Extracted data entries:
☆ ☆ ☆

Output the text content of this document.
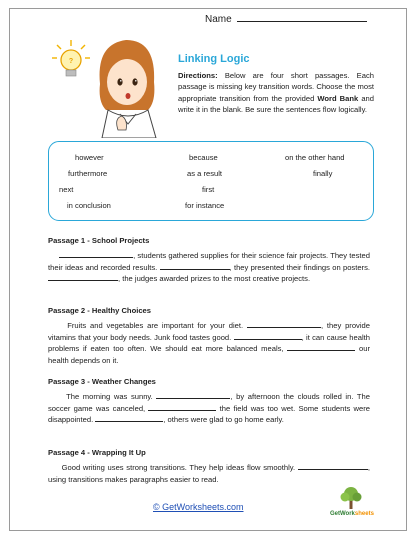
Name
?	Linking Logic
Directions: Below are four short passages. Each passage is missing key transition words. Choose the most appropriate transition from the provided Word Bank and write it in the blank. Be sure the sentences flow logically.
however	because	on the other hand
furthermore	as a result	finally
next	first
in conclusion	for instance
Passage 1 - School Projects
, students gathered supplies for their science fair projects. They tested their ideas and recorded results.	, they presented their findings on posters. , the judges awarded prizes to the most creative projects.
Passage 2 - Healthy Choices
Fruits and vegetables are important for your diet.	, they provide vitamins that your body needs. Junk food tastes good.	, it can cause health problems if eaten too often. We should eat more balanced meals,	our health depends on it.
Passage 3 - Weather Changes
The morning was sunny.	, by afternoon the clouds rolled in. The soccer game was canceled,	the field was too wet. Some students were disappointed.	, others were glad to go home early.
Passage 4 - Wrapping It Up
Good writing uses strong transitions. They help ideas flow smoothly.	, using transitions makes paragraphs easier to read.
© GetWorksheets.com
GetWorksheets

☆ ☆ ☆

Make a verbatim copy of all the entries and strip out the pictures.

Output the text content of this document.
Name
?	Linking Logic
Directions: Below are four short passages. Each passage is missing key transition words. Choose the most appropriate transition from the provided Word Bank and write it in the blank. Be sure the sentences flow logically.
however	because	on the other hand
furthermore	as a result	finally
next	first
in conclusion	for instance
Passage 1 - School Projects
, students gathered supplies for their science fair projects. They tested their ideas and recorded results.	, they presented their findings on posters. , the judges awarded prizes to the most creative projects.
Passage 2 - Healthy Choices
Fruits and vegetables are important for your diet.	, they provide vitamins that your body needs. Junk food tastes good.	, it can cause health problems if eaten too often. We should eat more balanced meals,	our health depends on it.
Passage 3 - Weather Changes
The morning was sunny.	, by afternoon the clouds rolled in. The soccer game was canceled,	the field was too wet. Some students were disappointed.	, others were glad to go home early.
Passage 4 - Wrapping It Up
Good writing uses strong transitions. They help ideas flow smoothly.	, using transitions makes paragraphs easier to read.
© GetWorksheets.com
GetWorksheets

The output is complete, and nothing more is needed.